* _TASK DATA_:
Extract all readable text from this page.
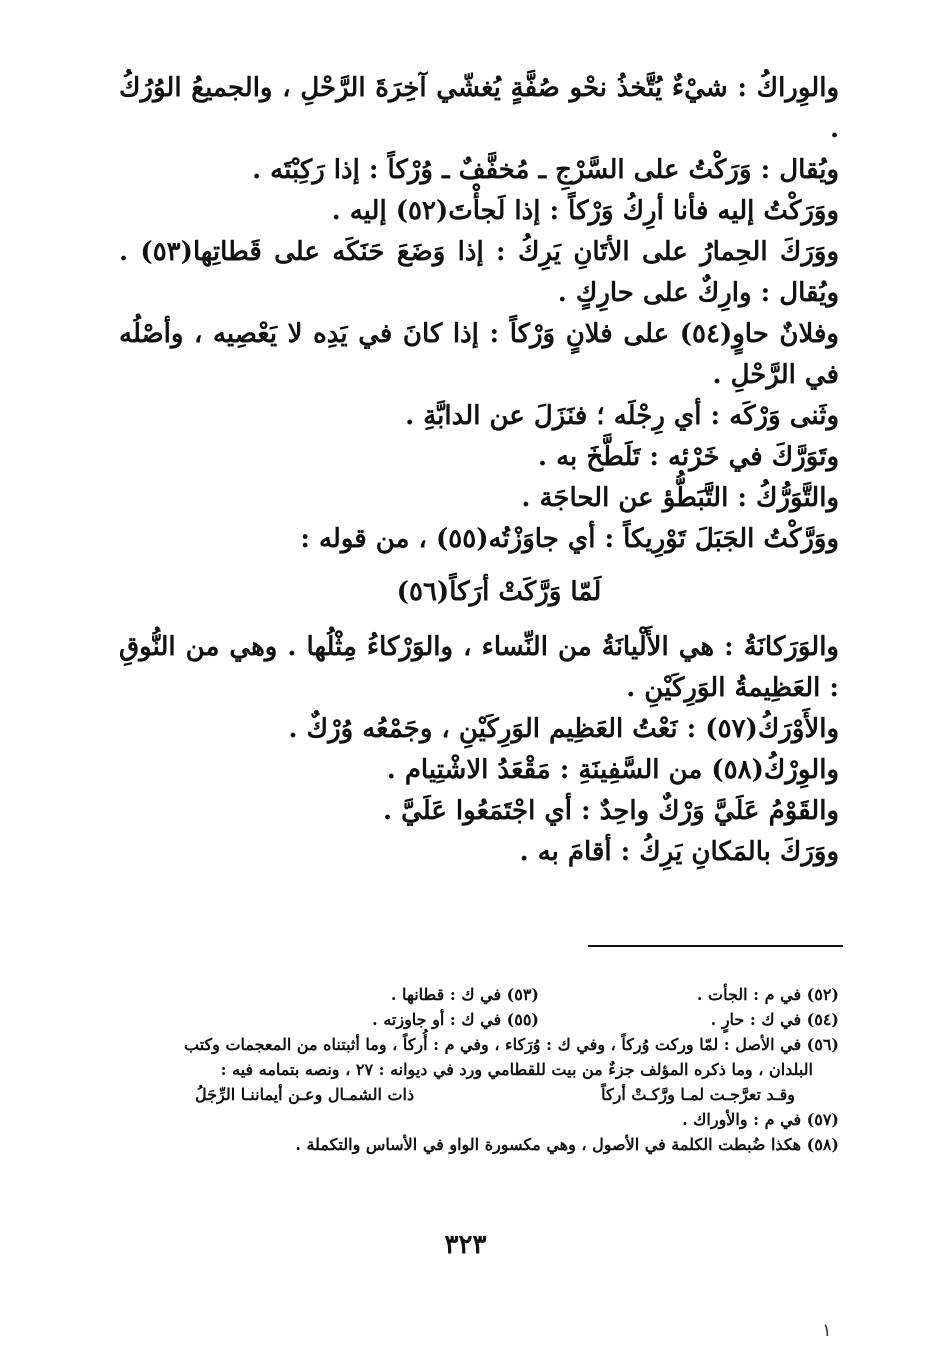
والوِراكُ : شيْءٌ يُتَّخذُ نحْو صُفَّةٍ يُغشّي آخِرَةَ الرَّحْلِ ، والجميعُ الوُرُكُ .

ويُقال : وَرَكْتُ على السَّرْجِ ـ مُخفَّفٌ ـ وُرْكاً : إذا رَكِبْتَه .

ووَرَكْتُ إليه فأنا أرِكُ وَرْكاً : إذا لَجأْتَ(٥٢) إليه .

ووَرَكَ الحِمارُ على الأتَانِ يَرِكُ : إذا وَضَعَ حَنَكَه على قَطاتِها(٥٣) . ويُقال : وارِكٌ على حارِكٍ .

وفلانٌ حاوٍ(٥٤) على فلانٍ وَرْكاً : إذا كانَ في يَدِه لا يَعْصِيه ، وأصْلُه في الرَّحْلِ .

وثَنى وَرْكَه : أي رِجْلَه ؛ فنَزَلَ عن الدابَّةِ .

وتَوَرَّكَ في خَرْئه : تَلَطَّخَ به .

والتَّوَرُّكُ : التَّبَطُّؤ عن الحاجَة .

ووَرَّكْتُ الجَبَلَ تَوْرِيكاً : أي جاوَزْتُه(٥٥) ، من قوله :

لَمّا وَرَّكَتْ أرَكاً(٥٦)

والوَرَكانَةُ : هي الأَلْيانَةُ من النِّساء ، والوَرْكاءُ مِثْلُها . وهي من النُّوقِ : العَظِيمةُ الوَرِكَيْنِ .

والأَوْرَكُ(٥٧) : نَعْتُ العَظِيم الوَرِكَيْنِ ، وجَمْعُه وُرْكٌ .

والوِرْكُ(٥٨) من السَّفِينَةِ : مَقْعَدُ الاشْتِيام .

والقَوْمُ عَلَيَّ وَرْكٌ واحِدٌ : أي اجْتَمَعُوا عَلَيَّ .

ووَرَكَ بالمَكانِ يَرِكُ : أقامَ به .

(٥٢) في م : الجأت .
(٥٣) في ك : قطانها .
(٥٤) في ك : حارٍ .
(٥٥) في ك : أو جاوزته .

(٥٦) في الأصل : لمّا وركت وُركاً ، وفي ك : وُرَكاء ، وفي م : أُركاً ، وما أثبتناه من المعجمات وكتب

البلدان ، وما ذكره المؤلف جزءٌ من بيت للقطامي ورد في ديوانه : ٢٧ ، ونصه بتمامه فيه :

وقـد تعرَّجـت لمـا ورَّكـتْ أركاً
ذات الشمـال وعـن أيماننـا الرِّجَلُ

(٥٧) في م : والأوراك .

(٥٨) هكذا ضُبطت الكلمة في الأصول ، وهي مكسورة الواو في الأساس والتكملة .

٣٢٣
١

* _REQUIRED TASK_: Return the whole listing, word for word, and leave out every picture.

* _EXERCISE OUTPUT_:
Extract all readable text from this page.
والوِراكُ : شيْءٌ يُتَّخذُ نحْو صُفَّةٍ يُغشّي آخِرَةَ الرَّحْلِ ، والجميعُ الوُرُكُ .

ويُقال : وَرَكْتُ على السَّرْجِ ـ مُخفَّفٌ ـ وُرْكاً : إذا رَكِبْتَه .

ووَرَكْتُ إليه فأنا أرِكُ وَرْكاً : إذا لَجأْتَ(٥٢) إليه .

ووَرَكَ الحِمارُ على الأتَانِ يَرِكُ : إذا وَضَعَ حَنَكَه على قَطاتِها(٥٣) . ويُقال : وارِكٌ على حارِكٍ .

وفلانٌ حاوٍ(٥٤) على فلانٍ وَرْكاً : إذا كانَ في يَدِه لا يَعْصِيه ، وأصْلُه في الرَّحْلِ .

وثَنى وَرْكَه : أي رِجْلَه ؛ فنَزَلَ عن الدابَّةِ .

وتَوَرَّكَ في خَرْئه : تَلَطَّخَ به .

والتَّوَرُّكُ : التَّبَطُّؤ عن الحاجَة .

ووَرَّكْتُ الجَبَلَ تَوْرِيكاً : أي جاوَزْتُه(٥٥) ، من قوله :

لَمّا وَرَّكَتْ أرَكاً(٥٦)

والوَرَكانَةُ : هي الأَلْيانَةُ من النِّساء ، والوَرْكاءُ مِثْلُها . وهي من النُّوقِ : العَظِيمةُ الوَرِكَيْنِ .

والأَوْرَكُ(٥٧) : نَعْتُ العَظِيم الوَرِكَيْنِ ، وجَمْعُه وُرْكٌ .

والوِرْكُ(٥٨) من السَّفِينَةِ : مَقْعَدُ الاشْتِيام .

والقَوْمُ عَلَيَّ وَرْكٌ واحِدٌ : أي اجْتَمَعُوا عَلَيَّ .

ووَرَكَ بالمَكانِ يَرِكُ : أقامَ به .

(٥٢) في م : الجأت .
(٥٣) في ك : قطانها .
(٥٤) في ك : حارٍ .
(٥٥) في ك : أو جاوزته .

(٥٦) في الأصل : لمّا وركت وُركاً ، وفي ك : وُرَكاء ، وفي م : أُركاً ، وما أثبتناه من المعجمات وكتب

البلدان ، وما ذكره المؤلف جزءٌ من بيت للقطامي ورد في ديوانه : ٢٧ ، ونصه بتمامه فيه :

وقـد تعرَّجـت لمـا ورَّكـتْ أركاً
ذات الشمـال وعـن أيماننـا الرِّجَلُ

(٥٧) في م : والأوراك .

(٥٨) هكذا ضُبطت الكلمة في الأصول ، وهي مكسورة الواو في الأساس والتكملة .

٣٢٣
١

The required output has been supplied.